#### Exercise prompt:
All of the material below is to be returned exactly.

--- start Entries ---

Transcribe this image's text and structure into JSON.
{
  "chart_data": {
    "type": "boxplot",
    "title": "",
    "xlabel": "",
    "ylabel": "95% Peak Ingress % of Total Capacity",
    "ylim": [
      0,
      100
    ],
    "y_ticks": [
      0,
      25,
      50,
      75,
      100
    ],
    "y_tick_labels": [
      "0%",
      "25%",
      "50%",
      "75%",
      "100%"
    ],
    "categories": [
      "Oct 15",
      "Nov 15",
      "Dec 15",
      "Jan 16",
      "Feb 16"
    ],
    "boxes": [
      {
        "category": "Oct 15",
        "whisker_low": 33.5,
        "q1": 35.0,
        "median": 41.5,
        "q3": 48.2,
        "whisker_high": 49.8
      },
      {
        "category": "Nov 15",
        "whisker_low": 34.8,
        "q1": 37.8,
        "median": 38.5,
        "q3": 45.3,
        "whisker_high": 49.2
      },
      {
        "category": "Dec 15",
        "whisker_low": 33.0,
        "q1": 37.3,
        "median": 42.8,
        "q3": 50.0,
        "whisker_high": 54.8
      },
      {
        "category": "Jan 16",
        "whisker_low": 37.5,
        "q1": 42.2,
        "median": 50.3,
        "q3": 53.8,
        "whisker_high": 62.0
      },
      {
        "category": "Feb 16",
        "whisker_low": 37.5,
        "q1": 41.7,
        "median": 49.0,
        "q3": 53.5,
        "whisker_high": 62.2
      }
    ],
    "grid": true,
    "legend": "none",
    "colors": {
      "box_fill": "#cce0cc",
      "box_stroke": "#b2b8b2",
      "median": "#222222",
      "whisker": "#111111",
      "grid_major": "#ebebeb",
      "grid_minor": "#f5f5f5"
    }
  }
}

--- end Entries ---

#### Answer:
Transcribe this image's text and structure into JSON.
{
  "chart_data": {
    "type": "boxplot",
    "title": "",
    "xlabel": "",
    "ylabel": "95% Peak Ingress % of Total Capacity",
    "ylim": [
      0,
      100
    ],
    "y_ticks": [
      0,
      25,
      50,
      75,
      100
    ],
    "y_tick_labels": [
      "0%",
      "25%",
      "50%",
      "75%",
      "100%"
    ],
    "categories": [
      "Oct 15",
      "Nov 15",
      "Dec 15",
      "Jan 16",
      "Feb 16"
    ],
    "boxes": [
      {
        "category": "Oct 15",
        "whisker_low": 33.5,
        "q1": 35.0,
        "median": 41.5,
        "q3": 48.2,
        "whisker_high": 49.8
      },
      {
        "category": "Nov 15",
        "whisker_low": 34.8,
        "q1": 37.8,
        "median": 38.5,
        "q3": 45.3,
        "whisker_high": 49.2
      },
      {
        "category": "Dec 15",
        "whisker_low": 33.0,
        "q1": 37.3,
        "median": 42.8,
        "q3": 50.0,
        "whisker_high": 54.8
      },
      {
        "category": "Jan 16",
        "whisker_low": 37.5,
        "q1": 42.2,
        "median": 50.3,
        "q3": 53.8,
        "whisker_high": 62.0
      },
      {
        "category": "Feb 16",
        "whisker_low": 37.5,
        "q1": 41.7,
        "median": 49.0,
        "q3": 53.5,
        "whisker_high": 62.2
      }
    ],
    "grid": true,
    "legend": "none",
    "colors": {
      "box_fill": "#cce0cc",
      "box_stroke": "#b2b8b2",
      "median": "#222222",
      "whisker": "#111111",
      "grid_major": "#ebebeb",
      "grid_minor": "#f5f5f5"
    }
  }
}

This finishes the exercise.